#### Directions:
Return all lines in the material below that contain "improved".
>> START
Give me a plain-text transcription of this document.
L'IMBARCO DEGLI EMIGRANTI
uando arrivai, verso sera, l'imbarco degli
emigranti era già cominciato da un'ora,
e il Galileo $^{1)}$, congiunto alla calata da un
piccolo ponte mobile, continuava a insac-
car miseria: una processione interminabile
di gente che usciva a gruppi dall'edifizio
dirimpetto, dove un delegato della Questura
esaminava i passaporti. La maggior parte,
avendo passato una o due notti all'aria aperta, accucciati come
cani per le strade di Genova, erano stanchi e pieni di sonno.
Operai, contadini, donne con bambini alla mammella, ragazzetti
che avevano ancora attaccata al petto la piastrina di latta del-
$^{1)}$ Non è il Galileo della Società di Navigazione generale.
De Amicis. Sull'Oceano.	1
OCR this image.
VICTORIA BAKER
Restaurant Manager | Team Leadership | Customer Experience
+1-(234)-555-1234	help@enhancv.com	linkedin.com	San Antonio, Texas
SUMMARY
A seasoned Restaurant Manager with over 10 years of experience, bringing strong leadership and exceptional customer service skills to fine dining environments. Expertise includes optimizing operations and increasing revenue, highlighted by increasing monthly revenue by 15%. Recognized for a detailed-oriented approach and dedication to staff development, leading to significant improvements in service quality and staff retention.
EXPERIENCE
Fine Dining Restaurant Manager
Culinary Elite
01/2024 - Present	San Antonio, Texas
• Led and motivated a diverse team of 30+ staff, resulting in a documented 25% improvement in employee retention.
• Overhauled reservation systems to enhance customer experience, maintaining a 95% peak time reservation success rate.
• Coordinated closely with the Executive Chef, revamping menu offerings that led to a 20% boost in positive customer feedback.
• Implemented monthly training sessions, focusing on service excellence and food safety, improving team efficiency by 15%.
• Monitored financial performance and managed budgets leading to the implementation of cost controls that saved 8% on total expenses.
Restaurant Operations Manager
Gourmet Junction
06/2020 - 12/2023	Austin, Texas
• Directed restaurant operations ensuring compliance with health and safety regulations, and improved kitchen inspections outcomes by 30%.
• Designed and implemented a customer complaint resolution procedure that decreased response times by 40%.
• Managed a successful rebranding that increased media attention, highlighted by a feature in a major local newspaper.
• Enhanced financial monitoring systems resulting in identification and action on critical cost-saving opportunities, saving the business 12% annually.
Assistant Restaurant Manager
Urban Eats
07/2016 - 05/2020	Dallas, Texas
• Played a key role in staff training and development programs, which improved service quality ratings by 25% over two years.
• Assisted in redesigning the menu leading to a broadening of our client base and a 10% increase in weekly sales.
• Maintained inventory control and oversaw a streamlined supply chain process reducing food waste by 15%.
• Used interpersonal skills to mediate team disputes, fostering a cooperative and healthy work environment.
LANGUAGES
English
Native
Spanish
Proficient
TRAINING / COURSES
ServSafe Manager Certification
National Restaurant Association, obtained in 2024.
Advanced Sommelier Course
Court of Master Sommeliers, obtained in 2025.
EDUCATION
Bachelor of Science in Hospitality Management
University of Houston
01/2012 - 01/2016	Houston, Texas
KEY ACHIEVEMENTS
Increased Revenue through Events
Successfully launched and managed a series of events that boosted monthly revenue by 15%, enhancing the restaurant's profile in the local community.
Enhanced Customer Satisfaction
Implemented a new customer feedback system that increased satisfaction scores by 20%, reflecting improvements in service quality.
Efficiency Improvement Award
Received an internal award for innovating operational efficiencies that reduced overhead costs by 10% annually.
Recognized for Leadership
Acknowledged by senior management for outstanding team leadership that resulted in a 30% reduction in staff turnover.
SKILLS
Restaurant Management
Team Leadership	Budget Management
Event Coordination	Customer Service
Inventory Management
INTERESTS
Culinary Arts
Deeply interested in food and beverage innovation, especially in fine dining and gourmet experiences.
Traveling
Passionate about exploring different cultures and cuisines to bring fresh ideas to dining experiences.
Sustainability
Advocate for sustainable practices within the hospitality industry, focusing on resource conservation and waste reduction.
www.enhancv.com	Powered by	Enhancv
>> END
#### Answer in full:
• Directed restaurant operations ensuring compliance with health and safety regulations, and improved kitchen inspections outcomes by 30%.
• Played a key role in staff training and development programs, which improved service quality ratings by 25% over two years.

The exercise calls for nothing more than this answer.